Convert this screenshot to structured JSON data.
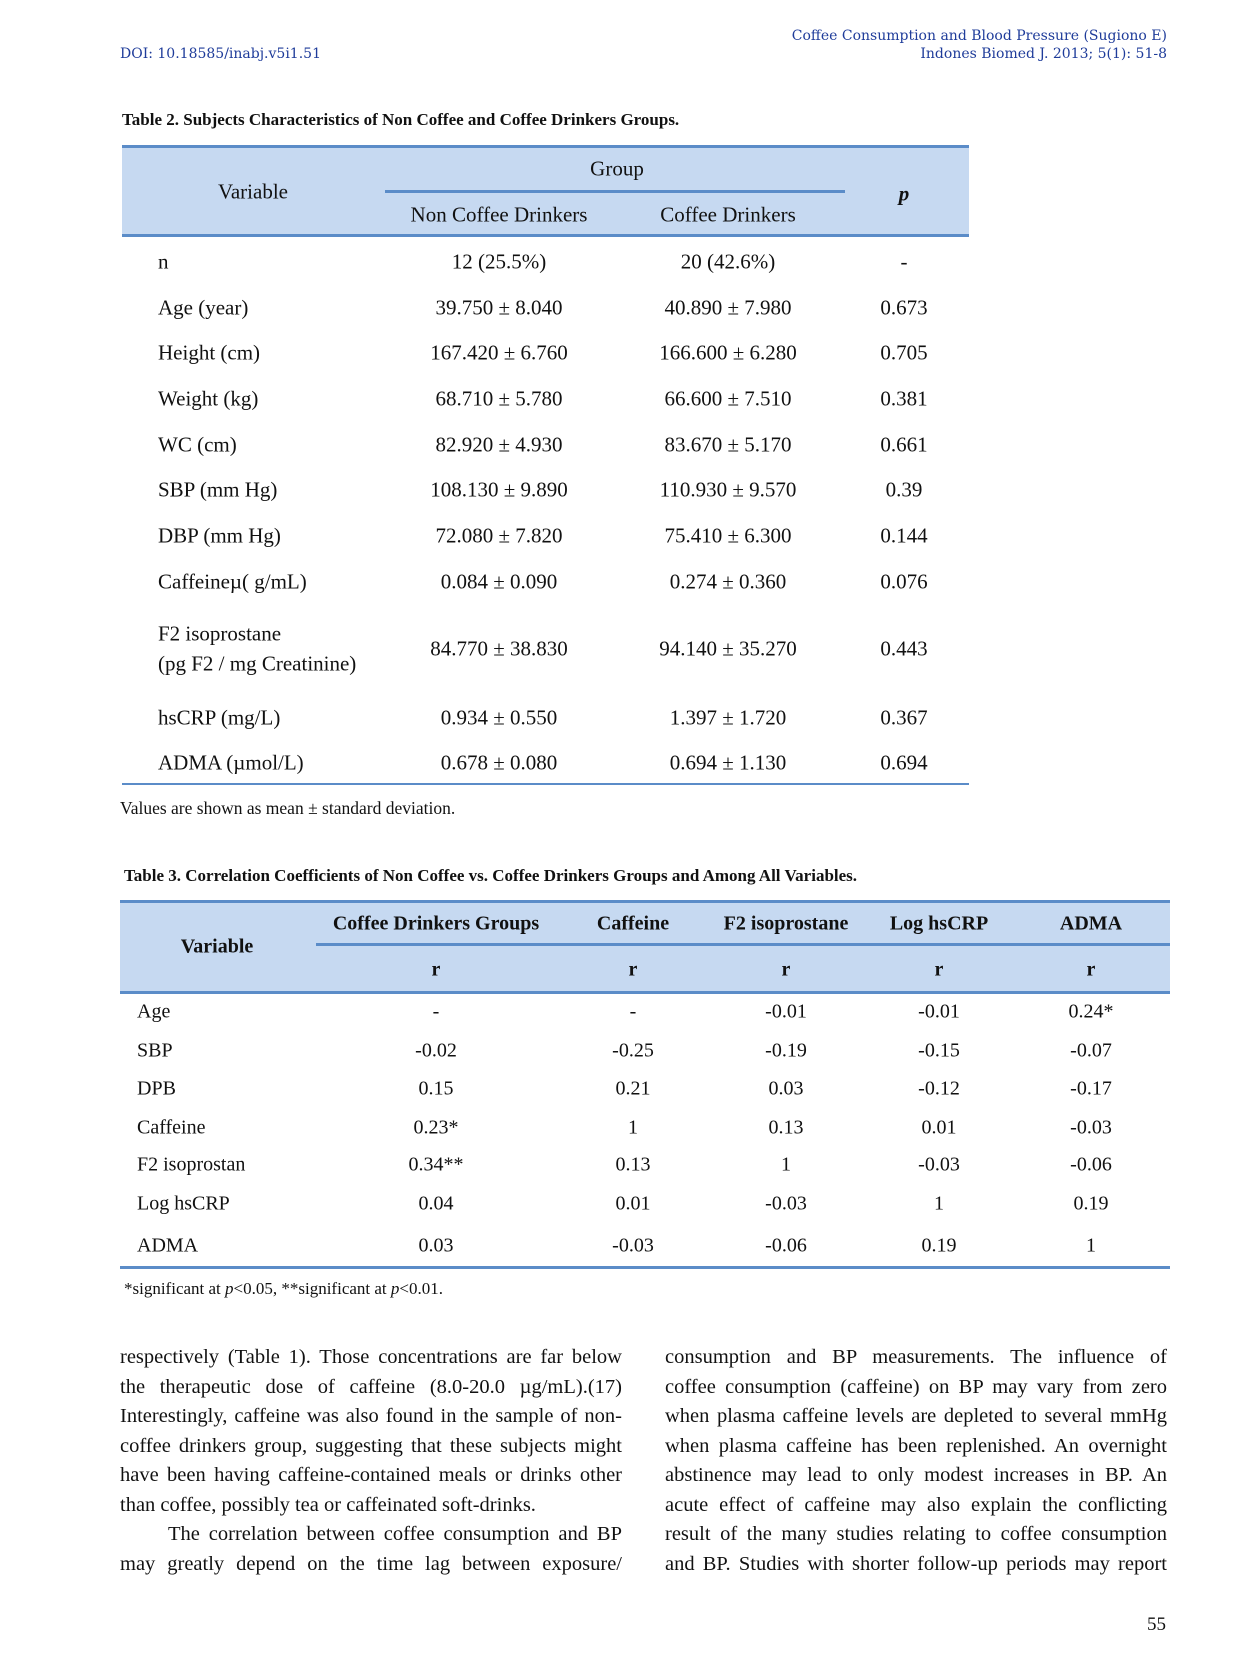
{
  "header": {
    "doi": "DOI: 10.18585/inabj.v5i1.51",
    "running_title": "Coffee Consumption and Blood Pressure (Sugiono E)",
    "citation": "Indones Biomed J. 2013; 5(1): 51-8",
    "color": "#1f3c9a"
  },
  "table2": {
    "title": "Table 2. Subjects Characteristics of Non Coffee and Coffee Drinkers Groups.",
    "col_variable": "Variable",
    "col_group": "Group",
    "col_non": "Non Coffee Drinkers",
    "col_coffee": "Coffee Drinkers",
    "col_p": "p",
    "rows": [
      {
        "var": [
          "n"
        ],
        "non": "12 (25.5%)",
        "coffee": "20 (42.6%)",
        "p": "-"
      },
      {
        "var": [
          "Age (year)"
        ],
        "non": "39.750 ± 8.040",
        "coffee": "40.890 ± 7.980",
        "p": "0.673"
      },
      {
        "var": [
          "Height (cm)"
        ],
        "non": "167.420 ± 6.760",
        "coffee": "166.600 ± 6.280",
        "p": "0.705"
      },
      {
        "var": [
          "Weight (kg)"
        ],
        "non": "68.710 ± 5.780",
        "coffee": "66.600 ± 7.510",
        "p": "0.381"
      },
      {
        "var": [
          "WC (cm)"
        ],
        "non": "82.920 ± 4.930",
        "coffee": "83.670 ± 5.170",
        "p": "0.661"
      },
      {
        "var": [
          "SBP (mm Hg)"
        ],
        "non": "108.130 ± 9.890",
        "coffee": "110.930 ± 9.570",
        "p": "0.39"
      },
      {
        "var": [
          "DBP (mm Hg)"
        ],
        "non": "72.080 ± 7.820",
        "coffee": "75.410 ± 6.300",
        "p": "0.144"
      },
      {
        "var": [
          "Caffeineµ(  g/mL)"
        ],
        "non": "0.084 ± 0.090",
        "coffee": "0.274 ± 0.360",
        "p": "0.076"
      },
      {
        "var": [
          "F2 isoprostane",
          "(pg F2 / mg Creatinine)"
        ],
        "non": "84.770 ± 38.830",
        "coffee": "94.140 ± 35.270",
        "p": "0.443"
      },
      {
        "var": [
          "hsCRP (mg/L)"
        ],
        "non": "0.934 ± 0.550",
        "coffee": "1.397 ± 1.720",
        "p": "0.367"
      },
      {
        "var": [
          "ADMA (µmol/L)"
        ],
        "non": "0.678 ± 0.080",
        "coffee": "0.694 ± 1.130",
        "p": "0.694"
      }
    ],
    "note": "Values are shown as mean ± standard deviation."
  },
  "table3": {
    "title": "Table 3. Correlation Coefficients of Non Coffee vs. Coffee Drinkers Groups and Among All Variables.",
    "col_variable": "Variable",
    "columns": [
      "Coffee Drinkers Groups",
      "Caffeine",
      "F2 isoprostane",
      "Log hsCRP",
      "ADMA"
    ],
    "sub": "r",
    "rows": [
      {
        "var": "Age",
        "vals": [
          "-",
          "-",
          "-0.01",
          "-0.01",
          "0.24*"
        ]
      },
      {
        "var": "SBP",
        "vals": [
          "-0.02",
          "-0.25",
          "-0.19",
          "-0.15",
          "-0.07"
        ]
      },
      {
        "var": "DPB",
        "vals": [
          "0.15",
          "0.21",
          "0.03",
          "-0.12",
          "-0.17"
        ]
      },
      {
        "var": "Caffeine",
        "vals": [
          "0.23*",
          "1",
          "0.13",
          "0.01",
          "-0.03"
        ]
      },
      {
        "var": "F2 isoprostan",
        "vals": [
          "0.34**",
          "0.13",
          "1",
          "-0.03",
          "-0.06"
        ]
      },
      {
        "var": "Log hsCRP",
        "vals": [
          "0.04",
          "0.01",
          "-0.03",
          "1",
          "0.19"
        ]
      },
      {
        "var": "ADMA",
        "vals": [
          "0.03",
          "-0.03",
          "-0.06",
          "0.19",
          "1"
        ]
      }
    ],
    "note_a": "*significant at ",
    "note_p1": "p",
    "note_b": "<0.05, **significant at ",
    "note_p2": "p",
    "note_c": "<0.01."
  },
  "body": {
    "left": [
      "respectively (Table 1). Those concentrations are far below",
      "the therapeutic dose of caffeine (8.0-20.0 µg/mL).(17)",
      "Interestingly, caffeine was also found in the sample of non-",
      "coffee drinkers group, suggesting that these subjects might",
      "have been having caffeine-contained meals or drinks other",
      "than coffee, possibly tea or caffeinated soft-drinks.",
      "The correlation between coffee consumption and BP",
      "may greatly depend on the time lag between exposure/"
    ],
    "right": [
      "consumption and BP measurements. The influence of",
      "coffee consumption (caffeine) on BP may vary from zero",
      "when plasma caffeine levels are depleted to several mmHg",
      "when plasma caffeine has been replenished. An overnight",
      "abstinence may lead to only modest increases in BP. An",
      "acute effect of caffeine may also explain the conflicting",
      "result of the many studies relating to coffee consumption",
      "and BP. Studies with shorter follow-up periods may report"
    ]
  },
  "page_number": "55"
}
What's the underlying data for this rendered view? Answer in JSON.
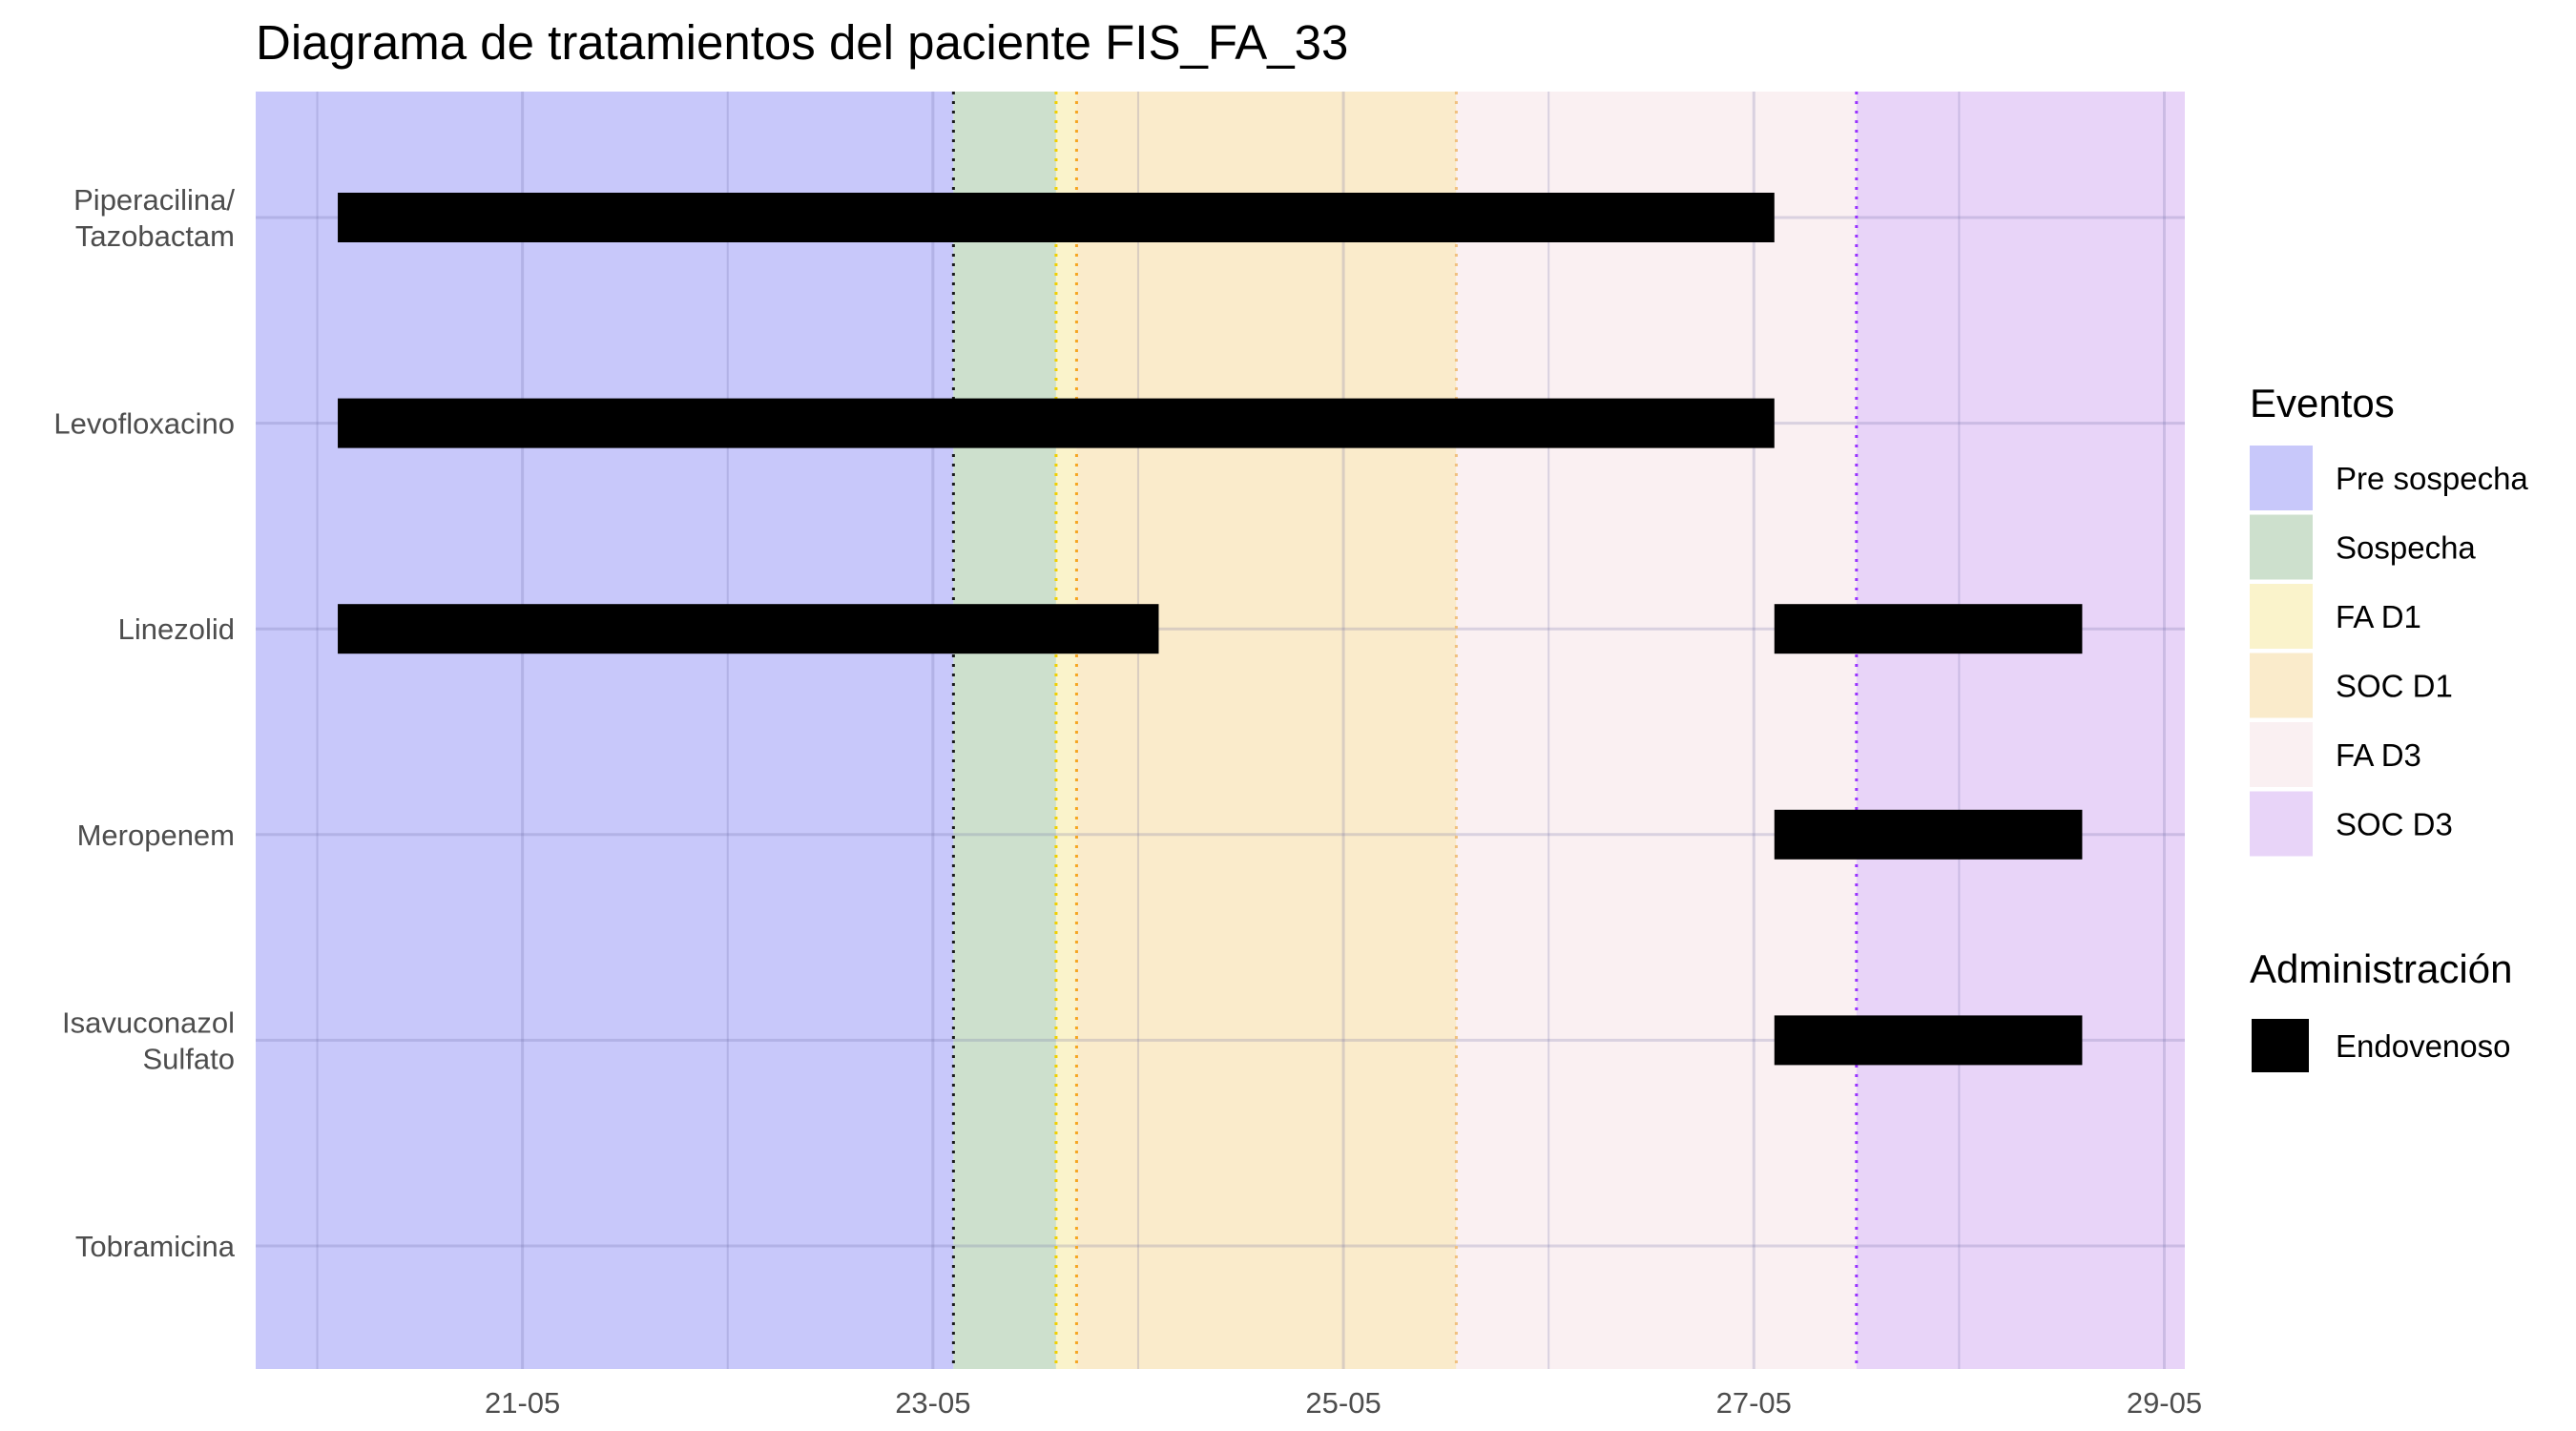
{
  "chart_data": {
    "type": "gantt",
    "title": "Diagrama de tratamientos del paciente FIS_FA_33",
    "xlabel": "",
    "ylabel": "",
    "x_axis": {
      "ticks": [
        "2000-05-21",
        "2000-05-23",
        "2000-05-25",
        "2000-05-27",
        "2000-05-29"
      ],
      "tick_labels": [
        "21-05",
        "23-05",
        "25-05",
        "27-05",
        "29-05"
      ],
      "range": [
        "2000-05-19T16:48",
        "2000-05-29T02:24"
      ]
    },
    "categories": [
      [
        "Piperacilina/",
        "Tazobactam"
      ],
      [
        "Levofloxacino"
      ],
      [
        "Linezolid"
      ],
      [
        "Meropenem"
      ],
      [
        "Isavuconazol",
        "Sulfato"
      ],
      [
        "Tobramicina"
      ]
    ],
    "events": [
      {
        "name": "Pre sospecha",
        "start": "2000-05-19T16:48",
        "end": "2000-05-23T02:24",
        "color": "#c8c8fa"
      },
      {
        "name": "Sospecha",
        "start": "2000-05-23T02:24",
        "end": "2000-05-23T14:24",
        "color": "#cde0cd"
      },
      {
        "name": "FA D1",
        "start": "2000-05-23T14:24",
        "end": "2000-05-23T16:48",
        "color": "#faf3cb"
      },
      {
        "name": "SOC D1",
        "start": "2000-05-23T16:48",
        "end": "2000-05-25T13:12",
        "color": "#faebcb"
      },
      {
        "name": "FA D3",
        "start": "2000-05-25T13:12",
        "end": "2000-05-27T12:00",
        "color": "#faf0f2"
      },
      {
        "name": "SOC D3",
        "start": "2000-05-27T12:00",
        "end": "2000-05-29T02:24",
        "color": "#e8d4f8"
      }
    ],
    "event_lines": [
      {
        "x": "2000-05-23T02:24",
        "color": "#1a1a1a"
      },
      {
        "x": "2000-05-23T14:24",
        "color": "#f0d000"
      },
      {
        "x": "2000-05-23T16:48",
        "color": "#f5a623"
      },
      {
        "x": "2000-05-25T13:12",
        "color": "#f0c080"
      },
      {
        "x": "2000-05-27T12:00",
        "color": "#9933ff"
      }
    ],
    "series": [
      {
        "name": "Endovenoso",
        "color": "#000000",
        "bars": [
          {
            "category": 0,
            "start": "2000-05-20T02:24",
            "end": "2000-05-27T02:24"
          },
          {
            "category": 1,
            "start": "2000-05-20T02:24",
            "end": "2000-05-27T02:24"
          },
          {
            "category": 2,
            "start": "2000-05-20T02:24",
            "end": "2000-05-24T02:24"
          },
          {
            "category": 2,
            "start": "2000-05-27T02:24",
            "end": "2000-05-28T14:24"
          },
          {
            "category": 3,
            "start": "2000-05-27T02:24",
            "end": "2000-05-28T14:24"
          },
          {
            "category": 4,
            "start": "2000-05-27T02:24",
            "end": "2000-05-28T14:24"
          }
        ]
      }
    ],
    "legends": [
      {
        "title": "Eventos",
        "items": [
          "Pre sospecha",
          "Sospecha",
          "FA D1",
          "SOC D1",
          "FA D3",
          "SOC D3"
        ]
      },
      {
        "title": "Administración",
        "items": [
          "Endovenoso"
        ]
      }
    ],
    "grid": true,
    "legend_position": "right"
  }
}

Problem statement:
Copy each line of the entries that includes the word "JSON".

Reply to the task:
Convert this screenshot to structured JSON data.
What's the underlying data for this rendered view? Answer in JSON.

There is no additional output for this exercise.